═══ Listing ═══

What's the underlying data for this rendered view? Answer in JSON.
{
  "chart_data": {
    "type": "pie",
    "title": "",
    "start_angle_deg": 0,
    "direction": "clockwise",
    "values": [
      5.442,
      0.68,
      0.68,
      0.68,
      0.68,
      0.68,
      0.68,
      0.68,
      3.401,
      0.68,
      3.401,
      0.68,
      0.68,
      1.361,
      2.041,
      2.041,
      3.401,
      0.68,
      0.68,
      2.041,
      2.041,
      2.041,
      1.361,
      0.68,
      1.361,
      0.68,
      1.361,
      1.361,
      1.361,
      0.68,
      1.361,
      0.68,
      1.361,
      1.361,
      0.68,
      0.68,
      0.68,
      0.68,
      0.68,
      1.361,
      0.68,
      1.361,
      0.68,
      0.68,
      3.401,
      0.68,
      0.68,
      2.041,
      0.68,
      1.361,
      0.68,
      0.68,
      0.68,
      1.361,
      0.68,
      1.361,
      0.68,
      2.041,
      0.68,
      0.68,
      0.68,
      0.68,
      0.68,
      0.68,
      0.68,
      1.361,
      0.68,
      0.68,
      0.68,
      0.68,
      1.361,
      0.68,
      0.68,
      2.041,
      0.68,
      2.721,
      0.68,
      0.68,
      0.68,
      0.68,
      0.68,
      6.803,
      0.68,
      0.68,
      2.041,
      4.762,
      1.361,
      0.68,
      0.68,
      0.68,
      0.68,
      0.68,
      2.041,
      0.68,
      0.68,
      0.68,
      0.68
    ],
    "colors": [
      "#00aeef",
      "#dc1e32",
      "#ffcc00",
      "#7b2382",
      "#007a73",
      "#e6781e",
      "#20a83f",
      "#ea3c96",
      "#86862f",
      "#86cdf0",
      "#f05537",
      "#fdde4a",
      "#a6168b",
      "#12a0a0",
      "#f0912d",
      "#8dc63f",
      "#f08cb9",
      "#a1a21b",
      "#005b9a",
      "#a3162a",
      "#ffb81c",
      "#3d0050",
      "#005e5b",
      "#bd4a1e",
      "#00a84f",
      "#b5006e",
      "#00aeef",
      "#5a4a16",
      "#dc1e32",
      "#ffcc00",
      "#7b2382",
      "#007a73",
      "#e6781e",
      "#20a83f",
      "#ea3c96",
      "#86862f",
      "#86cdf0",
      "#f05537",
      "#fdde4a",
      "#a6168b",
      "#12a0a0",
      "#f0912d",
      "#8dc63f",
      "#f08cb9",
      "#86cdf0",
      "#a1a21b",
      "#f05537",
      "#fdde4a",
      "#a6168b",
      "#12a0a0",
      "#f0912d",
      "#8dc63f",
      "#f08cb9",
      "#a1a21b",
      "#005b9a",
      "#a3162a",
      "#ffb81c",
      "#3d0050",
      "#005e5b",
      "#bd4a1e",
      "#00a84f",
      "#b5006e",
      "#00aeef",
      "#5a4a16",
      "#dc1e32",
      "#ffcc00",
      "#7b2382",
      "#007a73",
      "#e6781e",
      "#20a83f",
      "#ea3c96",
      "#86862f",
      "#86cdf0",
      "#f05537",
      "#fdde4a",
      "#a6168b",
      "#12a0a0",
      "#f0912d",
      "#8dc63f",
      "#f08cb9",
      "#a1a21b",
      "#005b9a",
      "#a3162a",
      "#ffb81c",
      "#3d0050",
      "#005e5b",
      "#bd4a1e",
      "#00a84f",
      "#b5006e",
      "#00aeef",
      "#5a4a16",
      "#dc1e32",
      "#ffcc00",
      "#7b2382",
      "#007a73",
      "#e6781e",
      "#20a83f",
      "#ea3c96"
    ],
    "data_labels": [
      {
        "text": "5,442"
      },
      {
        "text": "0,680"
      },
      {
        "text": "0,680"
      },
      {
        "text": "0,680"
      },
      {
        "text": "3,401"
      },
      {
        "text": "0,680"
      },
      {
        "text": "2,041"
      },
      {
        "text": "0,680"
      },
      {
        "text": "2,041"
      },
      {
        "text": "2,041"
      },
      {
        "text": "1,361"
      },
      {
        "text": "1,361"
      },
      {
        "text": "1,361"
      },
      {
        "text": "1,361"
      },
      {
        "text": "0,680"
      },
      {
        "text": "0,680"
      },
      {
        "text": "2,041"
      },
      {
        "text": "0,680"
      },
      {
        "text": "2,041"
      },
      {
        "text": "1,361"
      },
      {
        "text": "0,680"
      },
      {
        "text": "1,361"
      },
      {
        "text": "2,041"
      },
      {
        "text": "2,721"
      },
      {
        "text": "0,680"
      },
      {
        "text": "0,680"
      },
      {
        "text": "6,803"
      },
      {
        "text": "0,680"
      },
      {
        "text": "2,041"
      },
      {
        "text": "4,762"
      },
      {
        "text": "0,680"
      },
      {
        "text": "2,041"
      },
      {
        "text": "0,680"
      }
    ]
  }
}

═══

* [What to do]: Return the lines above exactly, keeping every word.

* [Written response]:
What's the underlying data for this rendered view? Answer in JSON.
{
  "chart_data": {
    "type": "pie",
    "title": "",
    "start_angle_deg": 0,
    "direction": "clockwise",
    "values": [
      5.442,
      0.68,
      0.68,
      0.68,
      0.68,
      0.68,
      0.68,
      0.68,
      3.401,
      0.68,
      3.401,
      0.68,
      0.68,
      1.361,
      2.041,
      2.041,
      3.401,
      0.68,
      0.68,
      2.041,
      2.041,
      2.041,
      1.361,
      0.68,
      1.361,
      0.68,
      1.361,
      1.361,
      1.361,
      0.68,
      1.361,
      0.68,
      1.361,
      1.361,
      0.68,
      0.68,
      0.68,
      0.68,
      0.68,
      1.361,
      0.68,
      1.361,
      0.68,
      0.68,
      3.401,
      0.68,
      0.68,
      2.041,
      0.68,
      1.361,
      0.68,
      0.68,
      0.68,
      1.361,
      0.68,
      1.361,
      0.68,
      2.041,
      0.68,
      0.68,
      0.68,
      0.68,
      0.68,
      0.68,
      0.68,
      1.361,
      0.68,
      0.68,
      0.68,
      0.68,
      1.361,
      0.68,
      0.68,
      2.041,
      0.68,
      2.721,
      0.68,
      0.68,
      0.68,
      0.68,
      0.68,
      6.803,
      0.68,
      0.68,
      2.041,
      4.762,
      1.361,
      0.68,
      0.68,
      0.68,
      0.68,
      0.68,
      2.041,
      0.68,
      0.68,
      0.68,
      0.68
    ],
    "colors": [
      "#00aeef",
      "#dc1e32",
      "#ffcc00",
      "#7b2382",
      "#007a73",
      "#e6781e",
      "#20a83f",
      "#ea3c96",
      "#86862f",
      "#86cdf0",
      "#f05537",
      "#fdde4a",
      "#a6168b",
      "#12a0a0",
      "#f0912d",
      "#8dc63f",
      "#f08cb9",
      "#a1a21b",
      "#005b9a",
      "#a3162a",
      "#ffb81c",
      "#3d0050",
      "#005e5b",
      "#bd4a1e",
      "#00a84f",
      "#b5006e",
      "#00aeef",
      "#5a4a16",
      "#dc1e32",
      "#ffcc00",
      "#7b2382",
      "#007a73",
      "#e6781e",
      "#20a83f",
      "#ea3c96",
      "#86862f",
      "#86cdf0",
      "#f05537",
      "#fdde4a",
      "#a6168b",
      "#12a0a0",
      "#f0912d",
      "#8dc63f",
      "#f08cb9",
      "#86cdf0",
      "#a1a21b",
      "#f05537",
      "#fdde4a",
      "#a6168b",
      "#12a0a0",
      "#f0912d",
      "#8dc63f",
      "#f08cb9",
      "#a1a21b",
      "#005b9a",
      "#a3162a",
      "#ffb81c",
      "#3d0050",
      "#005e5b",
      "#bd4a1e",
      "#00a84f",
      "#b5006e",
      "#00aeef",
      "#5a4a16",
      "#dc1e32",
      "#ffcc00",
      "#7b2382",
      "#007a73",
      "#e6781e",
      "#20a83f",
      "#ea3c96",
      "#86862f",
      "#86cdf0",
      "#f05537",
      "#fdde4a",
      "#a6168b",
      "#12a0a0",
      "#f0912d",
      "#8dc63f",
      "#f08cb9",
      "#a1a21b",
      "#005b9a",
      "#a3162a",
      "#ffb81c",
      "#3d0050",
      "#005e5b",
      "#bd4a1e",
      "#00a84f",
      "#b5006e",
      "#00aeef",
      "#5a4a16",
      "#dc1e32",
      "#ffcc00",
      "#7b2382",
      "#007a73",
      "#e6781e",
      "#20a83f",
      "#ea3c96"
    ],
    "data_labels": [
      {
        "text": "5,442"
      },
      {
        "text": "0,680"
      },
      {
        "text": "0,680"
      },
      {
        "text": "0,680"
      },
      {
        "text": "3,401"
      },
      {
        "text": "0,680"
      },
      {
        "text": "2,041"
      },
      {
        "text": "0,680"
      },
      {
        "text": "2,041"
      },
      {
        "text": "2,041"
      },
      {
        "text": "1,361"
      },
      {
        "text": "1,361"
      },
      {
        "text": "1,361"
      },
      {
        "text": "1,361"
      },
      {
        "text": "0,680"
      },
      {
        "text": "0,680"
      },
      {
        "text": "2,041"
      },
      {
        "text": "0,680"
      },
      {
        "text": "2,041"
      },
      {
        "text": "1,361"
      },
      {
        "text": "0,680"
      },
      {
        "text": "1,361"
      },
      {
        "text": "2,041"
      },
      {
        "text": "2,721"
      },
      {
        "text": "0,680"
      },
      {
        "text": "0,680"
      },
      {
        "text": "6,803"
      },
      {
        "text": "0,680"
      },
      {
        "text": "2,041"
      },
      {
        "text": "4,762"
      },
      {
        "text": "0,680"
      },
      {
        "text": "2,041"
      },
      {
        "text": "0,680"
      }
    ]
  }
}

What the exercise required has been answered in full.